GIVEN EXERCISE =>
Reproduce all of the records exactly.
* begin RECORDED DATA *
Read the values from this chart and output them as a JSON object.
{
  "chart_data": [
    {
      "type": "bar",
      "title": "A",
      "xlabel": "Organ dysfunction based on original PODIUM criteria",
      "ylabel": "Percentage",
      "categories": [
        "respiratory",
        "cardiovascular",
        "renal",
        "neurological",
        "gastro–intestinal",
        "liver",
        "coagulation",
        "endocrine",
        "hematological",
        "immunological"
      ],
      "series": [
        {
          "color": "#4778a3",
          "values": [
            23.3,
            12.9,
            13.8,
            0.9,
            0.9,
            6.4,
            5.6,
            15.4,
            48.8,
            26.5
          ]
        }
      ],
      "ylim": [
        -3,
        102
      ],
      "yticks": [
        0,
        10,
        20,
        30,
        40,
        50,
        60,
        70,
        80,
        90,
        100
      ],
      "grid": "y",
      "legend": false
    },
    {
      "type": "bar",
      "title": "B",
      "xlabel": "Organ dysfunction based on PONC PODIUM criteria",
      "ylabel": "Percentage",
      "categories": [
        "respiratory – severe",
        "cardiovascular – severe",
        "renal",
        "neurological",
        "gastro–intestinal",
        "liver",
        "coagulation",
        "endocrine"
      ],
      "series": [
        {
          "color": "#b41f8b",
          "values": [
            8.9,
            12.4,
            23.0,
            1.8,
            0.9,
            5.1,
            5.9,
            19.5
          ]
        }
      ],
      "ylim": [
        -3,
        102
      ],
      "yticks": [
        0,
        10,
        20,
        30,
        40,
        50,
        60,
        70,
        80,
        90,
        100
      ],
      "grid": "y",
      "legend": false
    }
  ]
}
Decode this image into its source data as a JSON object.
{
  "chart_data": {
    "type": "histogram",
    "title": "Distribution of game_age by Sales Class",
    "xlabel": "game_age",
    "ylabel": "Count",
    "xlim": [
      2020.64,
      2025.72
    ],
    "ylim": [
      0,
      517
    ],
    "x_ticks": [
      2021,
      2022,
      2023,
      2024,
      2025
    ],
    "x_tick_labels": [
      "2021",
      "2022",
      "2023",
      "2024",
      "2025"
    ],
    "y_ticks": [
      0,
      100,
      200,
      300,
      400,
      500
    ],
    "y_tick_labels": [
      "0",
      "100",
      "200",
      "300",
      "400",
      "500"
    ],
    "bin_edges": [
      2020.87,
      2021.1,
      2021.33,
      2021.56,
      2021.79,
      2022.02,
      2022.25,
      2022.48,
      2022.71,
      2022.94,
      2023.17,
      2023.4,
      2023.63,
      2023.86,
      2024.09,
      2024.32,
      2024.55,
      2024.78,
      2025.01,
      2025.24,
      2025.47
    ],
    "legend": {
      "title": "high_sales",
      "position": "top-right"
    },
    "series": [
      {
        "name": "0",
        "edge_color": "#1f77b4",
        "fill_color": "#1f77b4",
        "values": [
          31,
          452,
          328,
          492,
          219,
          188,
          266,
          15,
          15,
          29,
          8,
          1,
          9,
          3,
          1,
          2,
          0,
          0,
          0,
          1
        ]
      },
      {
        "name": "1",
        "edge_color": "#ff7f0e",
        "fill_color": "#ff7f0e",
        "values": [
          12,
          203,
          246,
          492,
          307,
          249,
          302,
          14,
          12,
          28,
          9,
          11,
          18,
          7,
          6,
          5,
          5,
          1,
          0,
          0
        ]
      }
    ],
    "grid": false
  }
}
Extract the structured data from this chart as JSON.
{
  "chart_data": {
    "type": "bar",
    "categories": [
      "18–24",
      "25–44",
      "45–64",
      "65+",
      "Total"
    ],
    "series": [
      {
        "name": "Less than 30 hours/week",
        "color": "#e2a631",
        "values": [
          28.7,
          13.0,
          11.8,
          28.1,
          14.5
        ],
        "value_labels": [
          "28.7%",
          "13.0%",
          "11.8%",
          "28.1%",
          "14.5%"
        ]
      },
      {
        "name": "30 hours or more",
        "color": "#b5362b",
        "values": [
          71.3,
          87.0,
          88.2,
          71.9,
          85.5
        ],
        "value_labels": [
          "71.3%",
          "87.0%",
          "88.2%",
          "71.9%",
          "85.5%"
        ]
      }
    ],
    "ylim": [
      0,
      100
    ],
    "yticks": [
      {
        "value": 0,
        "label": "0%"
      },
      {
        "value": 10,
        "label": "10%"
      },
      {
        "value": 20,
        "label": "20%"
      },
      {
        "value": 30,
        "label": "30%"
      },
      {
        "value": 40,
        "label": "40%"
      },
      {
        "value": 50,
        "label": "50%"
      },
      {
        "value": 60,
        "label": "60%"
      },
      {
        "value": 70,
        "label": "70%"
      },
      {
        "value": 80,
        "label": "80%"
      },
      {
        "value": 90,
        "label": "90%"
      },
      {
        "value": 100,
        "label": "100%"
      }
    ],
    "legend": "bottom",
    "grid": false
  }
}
* end RECORDED DATA *
RESPONSE BELOW =>
Read the values from this chart and output them as a JSON object.
{
  "chart_data": [
    {
      "type": "bar",
      "title": "A",
      "xlabel": "Organ dysfunction based on original PODIUM criteria",
      "ylabel": "Percentage",
      "categories": [
        "respiratory",
        "cardiovascular",
        "renal",
        "neurological",
        "gastro–intestinal",
        "liver",
        "coagulation",
        "endocrine",
        "hematological",
        "immunological"
      ],
      "series": [
        {
          "color": "#4778a3",
          "values": [
            23.3,
            12.9,
            13.8,
            0.9,
            0.9,
            6.4,
            5.6,
            15.4,
            48.8,
            26.5
          ]
        }
      ],
      "ylim": [
        -3,
        102
      ],
      "yticks": [
        0,
        10,
        20,
        30,
        40,
        50,
        60,
        70,
        80,
        90,
        100
      ],
      "grid": "y",
      "legend": false
    },
    {
      "type": "bar",
      "title": "B",
      "xlabel": "Organ dysfunction based on PONC PODIUM criteria",
      "ylabel": "Percentage",
      "categories": [
        "respiratory – severe",
        "cardiovascular – severe",
        "renal",
        "neurological",
        "gastro–intestinal",
        "liver",
        "coagulation",
        "endocrine"
      ],
      "series": [
        {
          "color": "#b41f8b",
          "values": [
            8.9,
            12.4,
            23.0,
            1.8,
            0.9,
            5.1,
            5.9,
            19.5
          ]
        }
      ],
      "ylim": [
        -3,
        102
      ],
      "yticks": [
        0,
        10,
        20,
        30,
        40,
        50,
        60,
        70,
        80,
        90,
        100
      ],
      "grid": "y",
      "legend": false
    }
  ]
}
Decode this image into its source data as a JSON object.
{
  "chart_data": {
    "type": "histogram",
    "title": "Distribution of game_age by Sales Class",
    "xlabel": "game_age",
    "ylabel": "Count",
    "xlim": [
      2020.64,
      2025.72
    ],
    "ylim": [
      0,
      517
    ],
    "x_ticks": [
      2021,
      2022,
      2023,
      2024,
      2025
    ],
    "x_tick_labels": [
      "2021",
      "2022",
      "2023",
      "2024",
      "2025"
    ],
    "y_ticks": [
      0,
      100,
      200,
      300,
      400,
      500
    ],
    "y_tick_labels": [
      "0",
      "100",
      "200",
      "300",
      "400",
      "500"
    ],
    "bin_edges": [
      2020.87,
      2021.1,
      2021.33,
      2021.56,
      2021.79,
      2022.02,
      2022.25,
      2022.48,
      2022.71,
      2022.94,
      2023.17,
      2023.4,
      2023.63,
      2023.86,
      2024.09,
      2024.32,
      2024.55,
      2024.78,
      2025.01,
      2025.24,
      2025.47
    ],
    "legend": {
      "title": "high_sales",
      "position": "top-right"
    },
    "series": [
      {
        "name": "0",
        "edge_color": "#1f77b4",
        "fill_color": "#1f77b4",
        "values": [
          31,
          452,
          328,
          492,
          219,
          188,
          266,
          15,
          15,
          29,
          8,
          1,
          9,
          3,
          1,
          2,
          0,
          0,
          0,
          1
        ]
      },
      {
        "name": "1",
        "edge_color": "#ff7f0e",
        "fill_color": "#ff7f0e",
        "values": [
          12,
          203,
          246,
          492,
          307,
          249,
          302,
          14,
          12,
          28,
          9,
          11,
          18,
          7,
          6,
          5,
          5,
          1,
          0,
          0
        ]
      }
    ],
    "grid": false
  }
}
Extract the structured data from this chart as JSON.
{
  "chart_data": {
    "type": "bar",
    "categories": [
      "18–24",
      "25–44",
      "45–64",
      "65+",
      "Total"
    ],
    "series": [
      {
        "name": "Less than 30 hours/week",
        "color": "#e2a631",
        "values": [
          28.7,
          13.0,
          11.8,
          28.1,
          14.5
        ],
        "value_labels": [
          "28.7%",
          "13.0%",
          "11.8%",
          "28.1%",
          "14.5%"
        ]
      },
      {
        "name": "30 hours or more",
        "color": "#b5362b",
        "values": [
          71.3,
          87.0,
          88.2,
          71.9,
          85.5
        ],
        "value_labels": [
          "71.3%",
          "87.0%",
          "88.2%",
          "71.9%",
          "85.5%"
        ]
      }
    ],
    "ylim": [
      0,
      100
    ],
    "yticks": [
      {
        "value": 0,
        "label": "0%"
      },
      {
        "value": 10,
        "label": "10%"
      },
      {
        "value": 20,
        "label": "20%"
      },
      {
        "value": 30,
        "label": "30%"
      },
      {
        "value": 40,
        "label": "40%"
      },
      {
        "value": 50,
        "label": "50%"
      },
      {
        "value": 60,
        "label": "60%"
      },
      {
        "value": 70,
        "label": "70%"
      },
      {
        "value": 80,
        "label": "80%"
      },
      {
        "value": 90,
        "label": "90%"
      },
      {
        "value": 100,
        "label": "100%"
      }
    ],
    "legend": "bottom",
    "grid": false
  }
}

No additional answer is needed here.